▶ [THE PROBLEM]:
Find the string "this" in the entries and copy each line that has it.
=== EXTRACTED MATERIAL ===
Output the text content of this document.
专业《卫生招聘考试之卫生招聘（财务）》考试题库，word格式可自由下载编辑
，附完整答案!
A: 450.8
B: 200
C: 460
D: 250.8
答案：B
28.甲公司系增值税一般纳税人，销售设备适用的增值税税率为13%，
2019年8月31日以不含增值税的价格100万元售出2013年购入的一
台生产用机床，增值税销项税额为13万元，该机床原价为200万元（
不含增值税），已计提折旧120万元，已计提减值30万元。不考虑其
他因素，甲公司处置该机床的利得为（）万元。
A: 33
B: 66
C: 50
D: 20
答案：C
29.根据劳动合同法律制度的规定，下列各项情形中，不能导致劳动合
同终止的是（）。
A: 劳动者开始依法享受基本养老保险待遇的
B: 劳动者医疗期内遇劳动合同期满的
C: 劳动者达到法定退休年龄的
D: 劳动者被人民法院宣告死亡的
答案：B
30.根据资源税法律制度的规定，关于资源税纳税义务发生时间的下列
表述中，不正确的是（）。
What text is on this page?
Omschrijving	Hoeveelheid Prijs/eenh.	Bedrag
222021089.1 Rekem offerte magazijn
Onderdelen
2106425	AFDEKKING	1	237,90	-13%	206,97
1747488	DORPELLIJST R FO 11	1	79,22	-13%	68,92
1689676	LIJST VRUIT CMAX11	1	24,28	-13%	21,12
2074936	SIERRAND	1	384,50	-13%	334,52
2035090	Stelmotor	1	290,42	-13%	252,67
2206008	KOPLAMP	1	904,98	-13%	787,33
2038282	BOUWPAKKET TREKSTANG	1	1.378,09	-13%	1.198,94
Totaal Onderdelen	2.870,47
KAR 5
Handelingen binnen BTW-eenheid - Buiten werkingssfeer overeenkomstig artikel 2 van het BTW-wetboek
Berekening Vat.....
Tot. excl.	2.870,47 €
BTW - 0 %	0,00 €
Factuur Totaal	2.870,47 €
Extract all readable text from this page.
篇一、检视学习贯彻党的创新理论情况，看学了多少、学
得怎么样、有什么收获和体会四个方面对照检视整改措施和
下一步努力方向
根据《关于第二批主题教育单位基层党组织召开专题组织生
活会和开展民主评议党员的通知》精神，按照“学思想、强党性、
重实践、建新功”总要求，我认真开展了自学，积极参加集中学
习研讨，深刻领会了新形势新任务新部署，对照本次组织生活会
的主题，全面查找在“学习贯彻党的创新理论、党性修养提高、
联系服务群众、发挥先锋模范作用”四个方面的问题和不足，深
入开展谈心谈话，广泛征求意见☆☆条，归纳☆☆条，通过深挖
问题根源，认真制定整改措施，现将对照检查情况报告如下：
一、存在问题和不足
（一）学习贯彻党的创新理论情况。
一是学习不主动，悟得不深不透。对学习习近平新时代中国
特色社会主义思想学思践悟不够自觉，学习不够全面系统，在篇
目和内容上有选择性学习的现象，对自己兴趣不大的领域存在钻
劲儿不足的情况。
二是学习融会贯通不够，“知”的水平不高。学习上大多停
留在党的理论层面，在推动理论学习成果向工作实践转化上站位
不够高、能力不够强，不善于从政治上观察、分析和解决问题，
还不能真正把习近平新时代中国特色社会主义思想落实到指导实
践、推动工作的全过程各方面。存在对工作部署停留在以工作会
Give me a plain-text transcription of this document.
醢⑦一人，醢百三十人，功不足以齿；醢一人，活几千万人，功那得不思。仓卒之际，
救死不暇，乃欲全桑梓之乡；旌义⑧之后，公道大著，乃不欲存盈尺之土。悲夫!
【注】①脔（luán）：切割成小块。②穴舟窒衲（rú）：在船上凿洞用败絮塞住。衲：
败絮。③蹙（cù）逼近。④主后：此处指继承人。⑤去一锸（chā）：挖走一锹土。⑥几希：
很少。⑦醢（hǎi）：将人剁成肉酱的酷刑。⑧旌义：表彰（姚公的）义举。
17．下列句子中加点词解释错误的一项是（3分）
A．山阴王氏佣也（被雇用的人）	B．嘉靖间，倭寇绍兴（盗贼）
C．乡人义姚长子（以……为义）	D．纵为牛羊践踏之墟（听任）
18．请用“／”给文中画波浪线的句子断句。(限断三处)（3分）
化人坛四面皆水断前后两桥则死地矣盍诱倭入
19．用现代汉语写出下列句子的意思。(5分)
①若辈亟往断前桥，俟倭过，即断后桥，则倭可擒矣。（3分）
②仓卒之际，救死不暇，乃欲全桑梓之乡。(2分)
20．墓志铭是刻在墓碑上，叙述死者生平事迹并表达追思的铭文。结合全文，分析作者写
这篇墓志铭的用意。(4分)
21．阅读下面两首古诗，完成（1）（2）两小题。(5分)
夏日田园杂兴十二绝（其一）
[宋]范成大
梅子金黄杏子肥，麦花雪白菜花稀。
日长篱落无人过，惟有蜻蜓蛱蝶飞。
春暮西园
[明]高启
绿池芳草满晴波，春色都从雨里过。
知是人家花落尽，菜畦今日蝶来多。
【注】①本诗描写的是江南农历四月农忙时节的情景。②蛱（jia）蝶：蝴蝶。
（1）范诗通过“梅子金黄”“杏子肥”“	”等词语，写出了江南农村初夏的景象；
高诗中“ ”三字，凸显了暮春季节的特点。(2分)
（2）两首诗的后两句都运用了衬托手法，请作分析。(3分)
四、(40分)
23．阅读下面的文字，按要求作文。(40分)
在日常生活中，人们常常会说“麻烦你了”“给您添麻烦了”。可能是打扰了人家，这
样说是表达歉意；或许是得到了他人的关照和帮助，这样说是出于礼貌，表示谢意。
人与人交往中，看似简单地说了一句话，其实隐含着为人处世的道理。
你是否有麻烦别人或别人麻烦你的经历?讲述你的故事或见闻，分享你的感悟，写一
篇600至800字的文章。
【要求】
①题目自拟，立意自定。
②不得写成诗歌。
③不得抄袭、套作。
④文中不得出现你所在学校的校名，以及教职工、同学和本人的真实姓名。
===
▶ [RESPONSE]:
Output the text content of this document.
What text is on this page?
Extract all readable text from this page.
Give me a plain-text transcription of this document.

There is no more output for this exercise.